• _Source document_

........

[Lingtyp] Structural congruence
Matthew Dryer
dryer at buffalo.edu
Wed Jan 20 23:31:40 UTC 2016
Peter,
I can’t speak for Martin, but since my views on this are very similar to
his, let me respond from my point of view. When I say "describing or
analyzing a particular language is a completely different enterprise
from classifying the language typologically", I do not intend to deny
that the two enterprises are very tightly linked. You cannot classify
languages typologically without “taking into account how the systems of
particular languages work”.
Consider your example “If, based on the TMA questionnaire, one says that
"language A has a past perfective", this is a statement which makes
sense from the point of view of the system of this language, not only
for the purposes of comparison.” I would argue that “language A has a
past perfective” does NOT make sense from the point of view of the
system of the language. The language will have a particular aspectual
category with specific semantic and morphosyntactic properties and it
may satisfy the definition of a comparative concept “past perfective”.
But what defines that particular aspectual category is the specific
semantic and morphosyntactic properties it has in the system of the
language. If you spell out those semantic and morphosyntactic properties
in great detail, then you’ve described that category. The statement
“language A has a past perfective” doesn’t add anything to what you have
already said. It only says something about how that language-particular
category resembles categories in other languages, but it tells us
nothing about the system in language A.
The point is clearest if the language you are describing has an
aspectual category that bears some resemblance to what people have
called past perfectives in other languages but differs somewhat.If you
have fully described the aspectual category in your language, then
answering the question of whether that category is a past perfective
cannot add anything to what you have said. The aspectual category in
your language is defined by its properties in the system of your
language. The question of whether that aspectual category is an instance
of a past perfective thus has no bearing on the system of your language
since once you have fully described that aspectual category in your
language, you have said all there is to be said about that category as
far as the system of your language is concerned.

........

• _Written request_
Please list every person named in the post on structural congruence.

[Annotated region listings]
........

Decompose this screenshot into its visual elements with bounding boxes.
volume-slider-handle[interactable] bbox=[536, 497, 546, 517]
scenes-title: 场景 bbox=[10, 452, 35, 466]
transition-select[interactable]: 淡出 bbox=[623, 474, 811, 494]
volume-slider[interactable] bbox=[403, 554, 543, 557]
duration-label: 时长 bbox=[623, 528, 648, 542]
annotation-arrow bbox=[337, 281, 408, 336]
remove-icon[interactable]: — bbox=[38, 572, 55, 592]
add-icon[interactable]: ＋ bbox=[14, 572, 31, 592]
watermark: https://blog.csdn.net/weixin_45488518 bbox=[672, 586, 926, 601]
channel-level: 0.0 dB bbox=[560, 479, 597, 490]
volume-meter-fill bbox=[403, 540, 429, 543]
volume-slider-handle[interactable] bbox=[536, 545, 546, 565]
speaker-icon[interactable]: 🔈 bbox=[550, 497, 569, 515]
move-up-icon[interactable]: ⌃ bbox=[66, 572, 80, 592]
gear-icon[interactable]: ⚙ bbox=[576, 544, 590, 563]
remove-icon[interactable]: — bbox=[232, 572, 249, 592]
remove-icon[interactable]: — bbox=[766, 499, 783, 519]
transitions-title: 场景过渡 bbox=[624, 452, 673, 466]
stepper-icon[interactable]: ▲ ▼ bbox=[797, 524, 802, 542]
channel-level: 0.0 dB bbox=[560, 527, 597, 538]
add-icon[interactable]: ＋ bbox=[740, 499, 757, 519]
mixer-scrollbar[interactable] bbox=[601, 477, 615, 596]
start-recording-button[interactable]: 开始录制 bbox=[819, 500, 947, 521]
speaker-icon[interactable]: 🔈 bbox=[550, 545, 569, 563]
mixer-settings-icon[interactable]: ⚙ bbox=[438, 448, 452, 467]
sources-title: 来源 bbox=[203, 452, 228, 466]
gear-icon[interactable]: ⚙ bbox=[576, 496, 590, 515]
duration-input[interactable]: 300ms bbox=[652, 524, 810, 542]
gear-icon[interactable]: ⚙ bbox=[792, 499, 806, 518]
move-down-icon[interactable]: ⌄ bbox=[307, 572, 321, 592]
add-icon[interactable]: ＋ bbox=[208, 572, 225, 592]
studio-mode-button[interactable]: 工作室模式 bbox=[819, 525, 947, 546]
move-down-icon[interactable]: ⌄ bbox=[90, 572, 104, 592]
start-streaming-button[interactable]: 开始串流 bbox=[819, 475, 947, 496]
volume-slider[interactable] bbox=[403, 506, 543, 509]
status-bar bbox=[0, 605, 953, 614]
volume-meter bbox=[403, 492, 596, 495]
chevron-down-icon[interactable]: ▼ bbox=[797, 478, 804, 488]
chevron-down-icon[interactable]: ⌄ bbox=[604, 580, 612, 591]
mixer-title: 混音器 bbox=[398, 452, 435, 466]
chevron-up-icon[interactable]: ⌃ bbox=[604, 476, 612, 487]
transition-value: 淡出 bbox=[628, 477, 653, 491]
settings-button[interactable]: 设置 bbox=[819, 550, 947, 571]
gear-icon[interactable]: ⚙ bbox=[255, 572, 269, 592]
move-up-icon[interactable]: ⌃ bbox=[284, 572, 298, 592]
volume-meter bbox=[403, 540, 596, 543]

........

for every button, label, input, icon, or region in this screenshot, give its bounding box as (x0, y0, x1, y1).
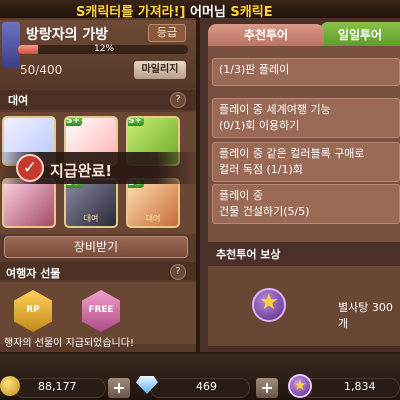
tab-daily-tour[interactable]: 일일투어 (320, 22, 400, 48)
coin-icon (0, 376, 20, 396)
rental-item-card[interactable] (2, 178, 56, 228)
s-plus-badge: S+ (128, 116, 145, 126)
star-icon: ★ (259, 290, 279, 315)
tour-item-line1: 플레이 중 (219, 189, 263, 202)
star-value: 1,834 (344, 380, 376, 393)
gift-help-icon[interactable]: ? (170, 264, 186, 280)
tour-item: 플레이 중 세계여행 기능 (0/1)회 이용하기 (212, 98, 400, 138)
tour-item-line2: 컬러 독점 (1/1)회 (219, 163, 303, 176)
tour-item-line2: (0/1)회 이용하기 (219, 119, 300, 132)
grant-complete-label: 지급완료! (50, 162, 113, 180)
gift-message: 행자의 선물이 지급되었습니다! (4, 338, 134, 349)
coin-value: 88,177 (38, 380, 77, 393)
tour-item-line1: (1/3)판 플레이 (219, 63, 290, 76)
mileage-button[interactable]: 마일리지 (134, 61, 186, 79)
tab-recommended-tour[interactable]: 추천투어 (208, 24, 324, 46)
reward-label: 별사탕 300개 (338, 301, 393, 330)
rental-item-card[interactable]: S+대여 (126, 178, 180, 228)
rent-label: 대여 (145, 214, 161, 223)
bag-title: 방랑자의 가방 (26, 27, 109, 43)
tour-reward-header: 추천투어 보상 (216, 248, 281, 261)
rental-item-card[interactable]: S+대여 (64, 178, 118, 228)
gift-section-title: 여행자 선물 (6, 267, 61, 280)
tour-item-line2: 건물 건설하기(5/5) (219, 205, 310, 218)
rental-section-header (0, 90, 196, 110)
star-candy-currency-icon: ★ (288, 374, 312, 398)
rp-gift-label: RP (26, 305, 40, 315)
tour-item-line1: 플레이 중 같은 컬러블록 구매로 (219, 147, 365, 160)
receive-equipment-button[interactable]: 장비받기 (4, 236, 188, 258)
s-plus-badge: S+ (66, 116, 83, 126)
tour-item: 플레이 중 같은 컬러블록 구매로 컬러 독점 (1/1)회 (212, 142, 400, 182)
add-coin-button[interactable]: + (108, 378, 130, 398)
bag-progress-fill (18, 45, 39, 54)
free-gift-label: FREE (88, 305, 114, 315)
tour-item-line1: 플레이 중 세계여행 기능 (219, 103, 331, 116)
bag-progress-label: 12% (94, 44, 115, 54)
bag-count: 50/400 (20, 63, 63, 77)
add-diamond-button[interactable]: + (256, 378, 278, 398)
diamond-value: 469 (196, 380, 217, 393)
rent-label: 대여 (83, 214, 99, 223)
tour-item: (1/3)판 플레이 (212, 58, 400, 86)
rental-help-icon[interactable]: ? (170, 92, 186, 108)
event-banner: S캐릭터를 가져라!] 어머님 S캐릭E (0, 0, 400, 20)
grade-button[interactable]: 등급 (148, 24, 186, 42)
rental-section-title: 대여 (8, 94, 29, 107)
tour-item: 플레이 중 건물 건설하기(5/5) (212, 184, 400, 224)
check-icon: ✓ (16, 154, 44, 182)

........

• _Output of the exercise_
Matthew Dryer, Peter, Martin